#### [PAGE]
--*--

Comment: Rob Houwing, Sport24 chief writer

Cape Town - It was vintage, so typical “Jacques Kallis”, really.

A monumental all-round performance from the veteran ensured Royal Challengers Bangalore of their passage to the next round of the Champions League Twenty20 as they breezed past the Group C challenge of Otago on Monday.

The very fact that the near 34-year-old opened the batting, stayed there throughout the innings for 73 not out, and then opened the bowling also to claim figures of 4-1-18-3 tells you all you need to know about his screamingly sole claims to the player-of-the-match mantle.

“Make his a double,” you might have been tempted to request, as if propping up a bar counter, when he was bestowed the award.

Here was precisely the sort of solo performance to underline why the Proteas star does, indeed, warrant a shoo-in presence for country, club and whoever in all three major formats of the game.

It was not always thus, of course, as we recall his infamous omission from the South African squad for the inaugural World Twenty20 in his own habitat in the spring of 2007.

It is something that still rankles with him, even if he keeps his feelings on it reasonably muzzled.

The Indian organisers of the Champions League will be feeling especially indebted to Kallis, as the trio of home franchises have rather stuttered in the group phase – the Deccan Chargers are still flirting dangerously with elimination – and their ongoing presence is vital to retaining the tournament’s thus far acceptably strong pulse.

Kallis’s batting effort, especially, provided ample evidence of his rich value when the “plan comes together” for a team at T20 level.

By occupying the crease for the full 20 overs, and firing at a tick-the-Ray-Jennings-box personal strike rate of 123.72, Kallis freed up various team-mates to express themselves in crowd-pleasing cameos – notably Ross Taylor, who lashed Kiwi compatriots to the tune of 32 not out off a mere 11 balls at the “death” stage of the innings.

George Binoy, in Cricinfo’s match bulletin, said Kallis’s knock was “the bedrock of a destructive batting exhibition”, while his three-wicket opening spell “knocked the stuffing out the opposition’s chase”.

He also enthused over the all-rounder’s “clever and frequent changes of pace” on a ponderous track – clearly an attribute closely connected to the South African international’s humungous experience.

It is difficult not to wonder whether Kallis’s utterly commanding outing was in any way a response, possibly just subconsciously, to Ian Chappell’s ringing endorsement this week for the promise of JP Duminy.

--*--

#### [RECORDS SHOWN]
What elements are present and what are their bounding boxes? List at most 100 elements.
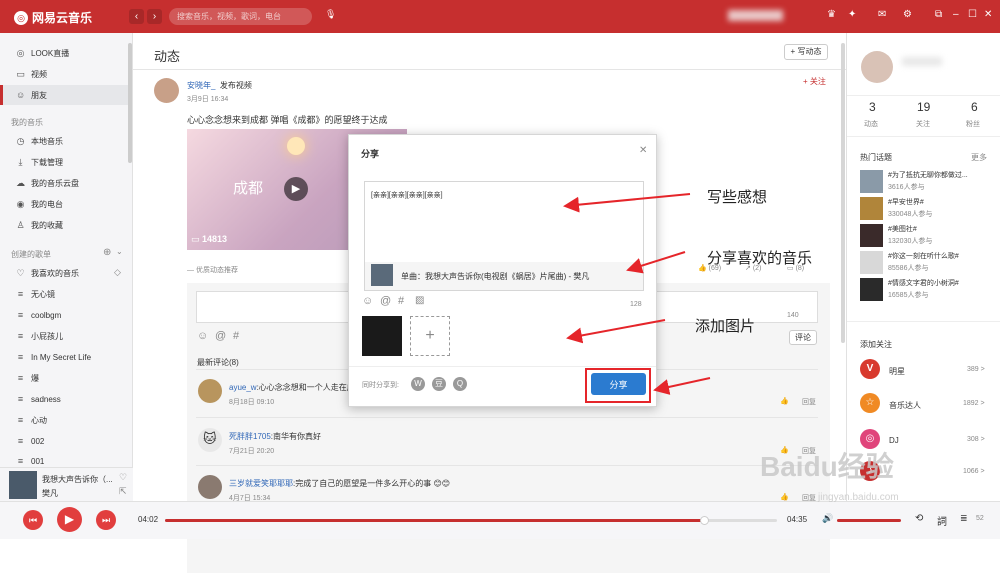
- forward-button[interactable]: ›: [147, 9, 162, 24]
- sidebar-scrollbar[interactable]: [128, 43, 132, 163]
- video-play-icon[interactable]: ▶: [284, 177, 308, 201]
- follow-category[interactable]: 明星: [889, 366, 905, 377]
- topic-thumb[interactable]: [860, 197, 883, 220]
- weibo-icon[interactable]: W: [411, 377, 425, 391]
- hashtag-icon[interactable]: #: [398, 295, 404, 307]
- add-playlist-icon[interactable]: ⊕: [103, 247, 111, 258]
- playlist-item[interactable]: ≡ 002: [0, 431, 128, 451]
- reply-button[interactable]: 回复: [802, 397, 816, 407]
- comment-button[interactable]: 评论: [789, 330, 817, 345]
- settings-icon[interactable]: ⚙: [903, 9, 912, 20]
- loop-icon[interactable]: ⟲: [915, 513, 923, 524]
- sidebar-item-download[interactable]: ⤓ 下载管理: [0, 152, 128, 172]
- progress-knob[interactable]: [699, 516, 709, 525]
- playlist-item[interactable]: ≡ 小屁孩儿: [0, 326, 128, 346]
- topic-title[interactable]: #为了抵抗无聊你都做过...: [888, 170, 968, 180]
- sidebar-item-local[interactable]: ◷ 本地音乐: [0, 131, 128, 151]
- microphone-icon[interactable]: 🎙: [325, 9, 336, 20]
- comment-like-icon[interactable]: 👍: [780, 397, 789, 405]
- commenter-avatar[interactable]: [198, 475, 222, 499]
- sidebar-item-radio[interactable]: ◉ 我的电台: [0, 194, 128, 214]
- play-icon[interactable]: ▶: [57, 507, 82, 532]
- sidebar-item-friends[interactable]: ☺ 朋友: [0, 85, 128, 105]
- douban-icon[interactable]: 豆: [432, 377, 446, 391]
- playlist-item[interactable]: ≡ In My Secret Life: [0, 347, 128, 367]
- sidebar-item-cloud[interactable]: ☁ 我的音乐云盘: [0, 173, 128, 193]
- emoji-icon[interactable]: ☺: [362, 295, 373, 307]
- minimize-icon[interactable]: –: [953, 9, 959, 20]
- follow-count[interactable]: 308 >: [967, 436, 985, 443]
- shared-song[interactable]: 单曲：我想大声告诉你(电视剧《蜗居》片尾曲) - 樊凡: [365, 262, 643, 290]
- author-name[interactable]: 安晓年_: [187, 81, 215, 90]
- playlist-item[interactable]: ≡ 爆: [0, 368, 128, 388]
- chevron-down-icon[interactable]: ⌄: [116, 247, 123, 256]
- mention-icon[interactable]: @: [380, 295, 391, 307]
- share-icon[interactable]: ⇱: [119, 486, 127, 497]
- emoji-icon[interactable]: ☺: [197, 330, 208, 342]
- follow-button[interactable]: + 关注: [803, 76, 826, 87]
- topic-thumb[interactable]: [860, 224, 883, 247]
- album-cover[interactable]: [9, 471, 37, 499]
- topic-title[interactable]: #早安世界#: [888, 197, 924, 207]
- commenter-avatar[interactable]: [198, 379, 222, 403]
- follow-category[interactable]: 音乐达人: [889, 400, 921, 411]
- crown-icon[interactable]: ♛: [827, 9, 836, 20]
- star-category-icon[interactable]: V: [860, 359, 880, 379]
- playlist-item[interactable]: ≡ coolbgm: [0, 305, 128, 325]
- commenter-avatar[interactable]: 🐱: [198, 428, 222, 452]
- mention-icon[interactable]: @: [215, 330, 226, 342]
- more-link[interactable]: 更多: [971, 152, 987, 163]
- heartbeat-mode-icon[interactable]: ◇: [114, 267, 121, 278]
- app-logo[interactable]: ◎ 网易云音乐: [14, 9, 92, 26]
- volume-slider[interactable]: [837, 519, 901, 522]
- attached-image[interactable]: [362, 316, 402, 356]
- follow-count[interactable]: 1892 >: [963, 400, 985, 407]
- like-heart-icon[interactable]: ♡: [119, 472, 127, 483]
- hashtag-icon[interactable]: #: [233, 330, 239, 342]
- stat-value[interactable]: 19: [917, 100, 930, 114]
- write-post-button[interactable]: + 写动态: [784, 44, 828, 60]
- lyrics-icon[interactable]: 詞: [937, 513, 947, 528]
- sidebar-item-video[interactable]: ▭ 视频: [0, 64, 128, 84]
- next-track-icon[interactable]: ⏭: [96, 510, 116, 530]
- stat-value[interactable]: 3: [869, 100, 876, 114]
- stat-value[interactable]: 6: [971, 100, 978, 114]
- dialog-close-icon[interactable]: ✕: [639, 145, 647, 156]
- follow-count[interactable]: 389 >: [967, 366, 985, 373]
- music-star-icon[interactable]: ☆: [860, 393, 880, 413]
- follow-count[interactable]: 1066 >: [963, 468, 985, 475]
- share-text-area[interactable]: [亲亲][亲亲][亲亲][亲亲] 单曲：我想大声告诉你(电视剧《蜗居》片尾曲) …: [364, 181, 644, 291]
- playlist-item[interactable]: ≡ 心动: [0, 410, 128, 430]
- volume-icon[interactable]: 🔊: [822, 513, 833, 524]
- image-icon[interactable]: ▨: [415, 295, 424, 306]
- topic-title[interactable]: #情感文字君的小树洞#: [888, 278, 959, 288]
- back-button[interactable]: ‹: [129, 9, 144, 24]
- sidebar-item-collection[interactable]: ♙ 我的收藏: [0, 215, 128, 235]
- now-playing-artist[interactable]: 樊凡: [42, 488, 58, 499]
- message-icon[interactable]: ✉: [878, 9, 886, 20]
- topic-thumb[interactable]: [860, 251, 883, 274]
- follow-category[interactable]: DJ: [889, 436, 899, 445]
- skin-icon[interactable]: ✦: [848, 9, 856, 20]
- playlist-item[interactable]: ♡ 我喜欢的音乐: [0, 263, 128, 283]
- playlist-icon[interactable]: ≣: [960, 513, 968, 524]
- playlist-item[interactable]: ≡ sadness: [0, 389, 128, 409]
- sidebar-item-look[interactable]: ◎ LOOK直播: [0, 43, 128, 63]
- progress-track[interactable]: [165, 516, 777, 525]
- mini-mode-icon[interactable]: ⧉: [935, 9, 942, 20]
- topic-thumb[interactable]: [860, 278, 883, 301]
- topic-thumb[interactable]: [860, 170, 883, 193]
- author-avatar[interactable]: [154, 78, 179, 103]
- qzone-icon[interactable]: Q: [453, 377, 467, 391]
- topic-title[interactable]: #你这一刻在听什么歌#: [888, 251, 959, 261]
- search-input[interactable]: [169, 8, 312, 25]
- comment-like-icon[interactable]: 👍: [780, 493, 789, 501]
- add-image-button[interactable]: +: [410, 316, 450, 356]
- user-avatar[interactable]: [861, 51, 893, 83]
- now-playing[interactable]: 我想大声告诉你（... 樊凡 ♡ ⇱: [0, 467, 133, 501]
- playlist-item[interactable]: ≡ 无心镜: [0, 284, 128, 304]
- close-icon[interactable]: ✕: [984, 9, 992, 20]
- previous-track-icon[interactable]: ⏮: [23, 510, 43, 530]
- topic-title[interactable]: #美图社#: [888, 224, 917, 234]
- main-scrollbar[interactable]: [841, 43, 845, 343]
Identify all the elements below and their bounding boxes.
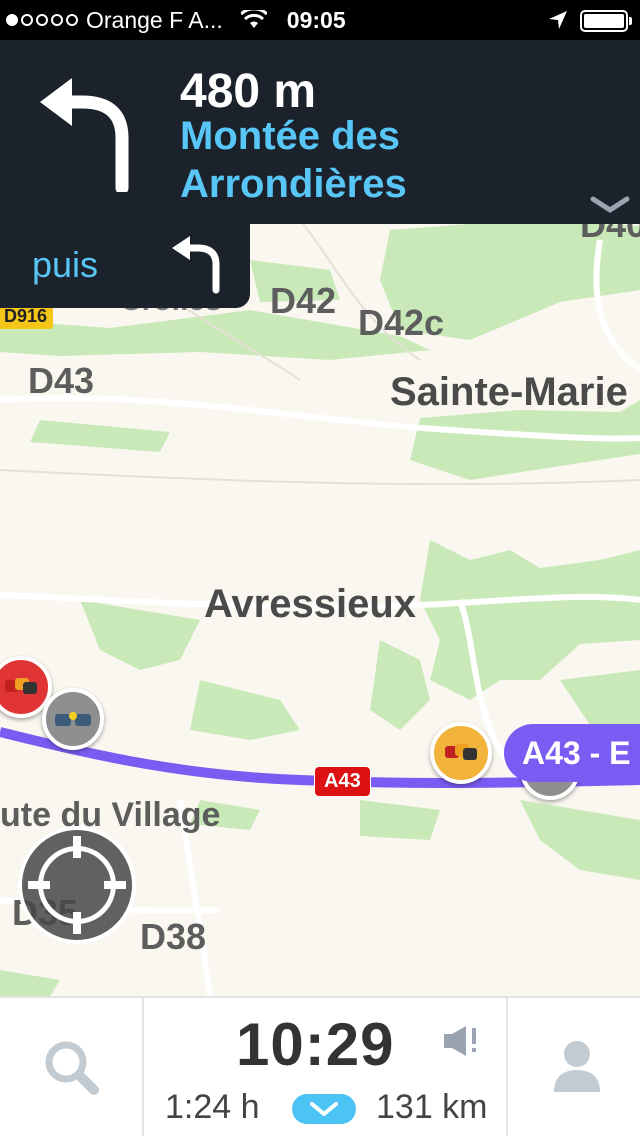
turn-left-icon	[40, 78, 129, 192]
bottom-bar: 10:29 1:24 h 131 km	[0, 996, 640, 1136]
status-time: 09:05	[286, 6, 346, 33]
signal-dot	[51, 14, 63, 26]
accident-icon[interactable]	[42, 688, 104, 750]
carrier-name: Orange F A...	[86, 6, 223, 33]
wifi-icon	[240, 10, 267, 28]
remaining-distance: 131 km	[376, 1088, 488, 1126]
signal-dot	[36, 14, 48, 26]
road-label: D42c	[358, 302, 445, 343]
profile-icon	[554, 1041, 600, 1092]
navigation-instruction-panel[interactable]: 480 m Montée des Arrondières	[0, 40, 640, 224]
distance-to-turn: 480 m	[180, 65, 317, 118]
road-label: D43	[28, 360, 95, 401]
route-name-bubble[interactable]: A43 - E	[504, 724, 640, 782]
signal-dot	[21, 14, 33, 26]
chevron-down-icon[interactable]	[590, 196, 630, 214]
recenter-button[interactable]	[18, 826, 136, 944]
road-label: D42	[270, 280, 337, 321]
expand-trip-button[interactable]	[292, 1094, 356, 1124]
search-button[interactable]	[0, 998, 142, 1136]
signal-dot	[6, 14, 18, 26]
trip-duration: 1:24 h	[165, 1088, 260, 1126]
turn-left-icon	[172, 236, 220, 294]
traffic-jam-icon[interactable]	[430, 722, 492, 784]
road-label: D38	[140, 916, 207, 957]
arrival-time: 10:29	[236, 1011, 395, 1078]
signal-dot	[66, 14, 78, 26]
battery-icon	[580, 10, 632, 32]
speaker-alert-icon[interactable]	[442, 1024, 482, 1058]
status-bar: Orange F A... 09:05	[0, 0, 640, 40]
town-label: Avressieux	[204, 582, 416, 626]
highway-shield-a43: A43	[314, 766, 371, 797]
then-label: puis	[32, 244, 99, 285]
street-label: ute du Village	[0, 796, 221, 834]
profile-button[interactable]	[508, 998, 640, 1136]
town-label: Sainte-Marie	[390, 370, 628, 414]
next-street-name: Montée des Arrondières	[180, 114, 407, 206]
signal-strength-icon	[6, 14, 78, 26]
search-icon	[45, 1041, 99, 1095]
location-arrow-icon	[549, 11, 567, 29]
chevron-down-icon	[310, 1102, 338, 1116]
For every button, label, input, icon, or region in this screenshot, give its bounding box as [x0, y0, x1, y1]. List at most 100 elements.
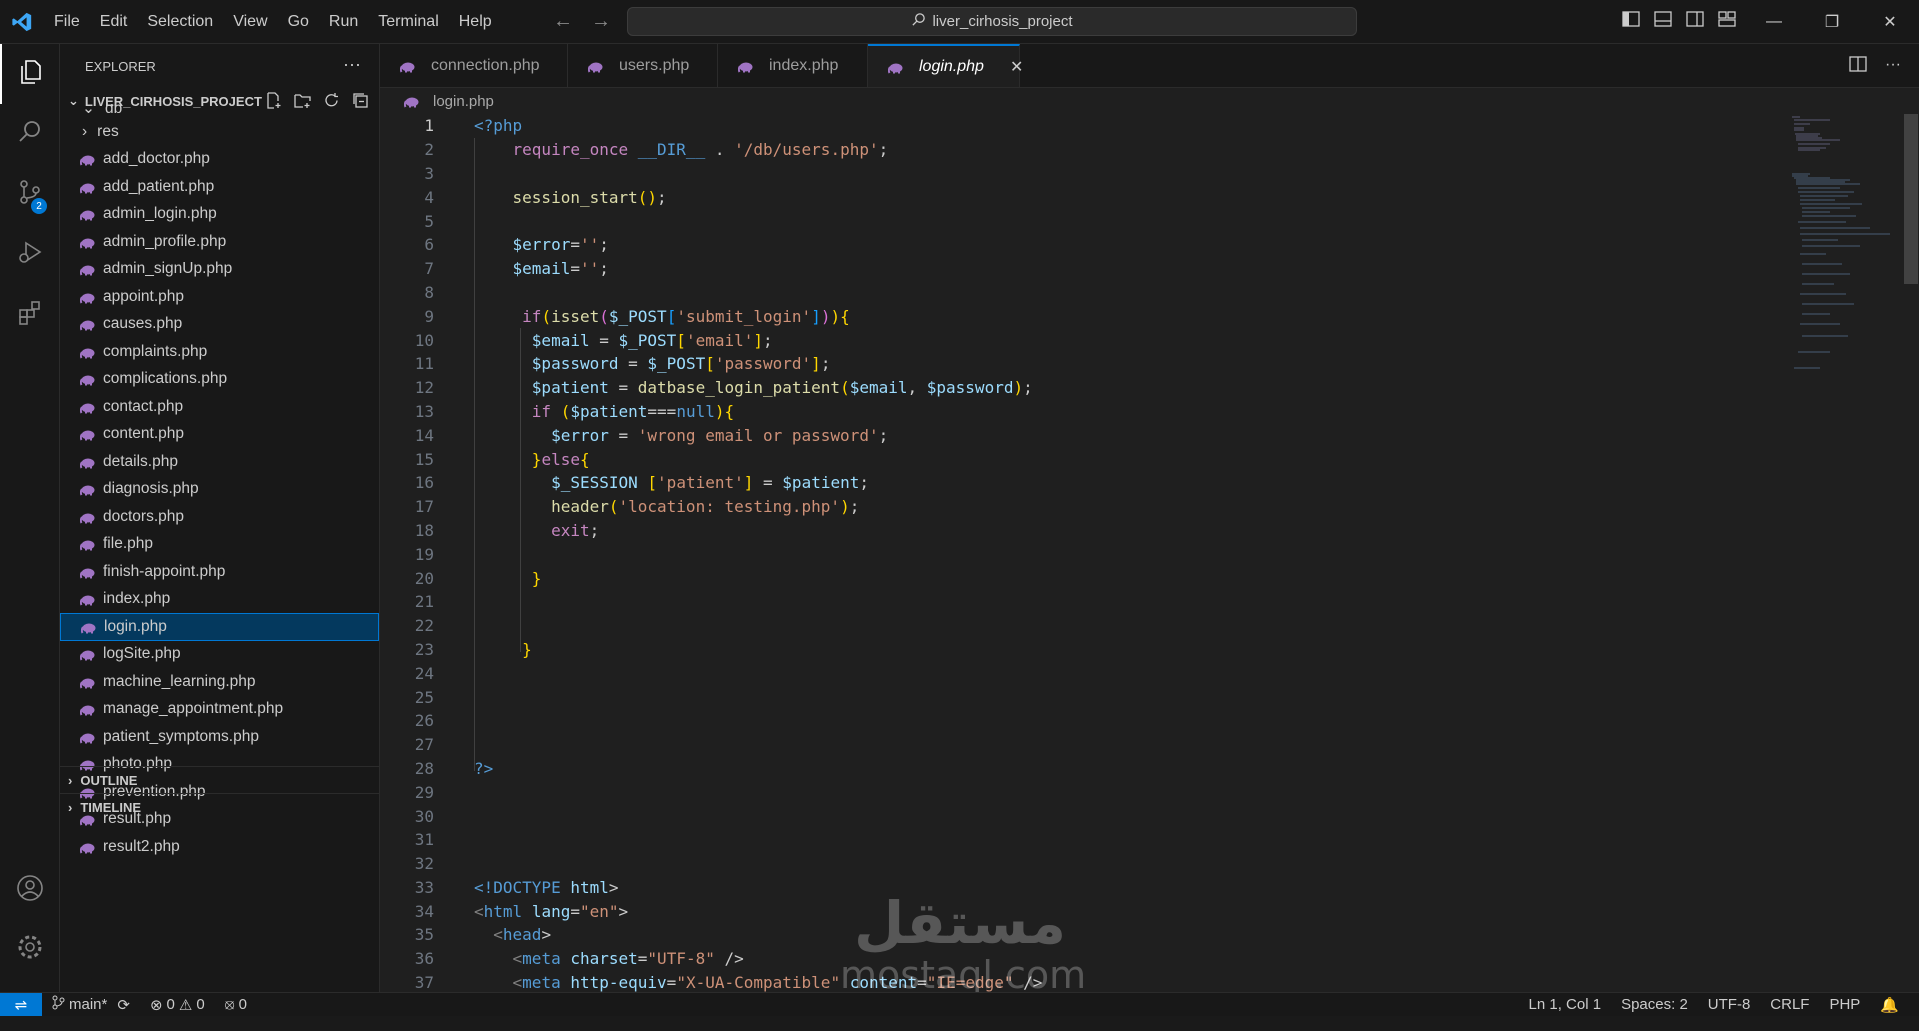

--*--

#### [WHAT YOU NEED TO DO]
• a. List every person named in the commentary.
• b. Reproduce the portion of the commentary starting with "It is something" and going on through "acceptably strong pulse.".

#### [SOLUTIONS TO THE EXERCISE]
• a.
- Rob Houwing
- Jacques Kallis
- Ross Taylor
- Ray Jennings
- George Binoy
- Ian Chappell
- JP Duminy

• b.
It is something that still rankles with him, even if he keeps his feelings on it reasonably muzzled.

The Indian organisers of the Champions League will be feeling especially indebted to Kallis, as the trio of home franchises have rather stuttered in the group phase – the Deccan Chargers are still flirting dangerously with elimination – and their ongoing presence is vital to retaining the tournament’s thus far acceptably strong pulse.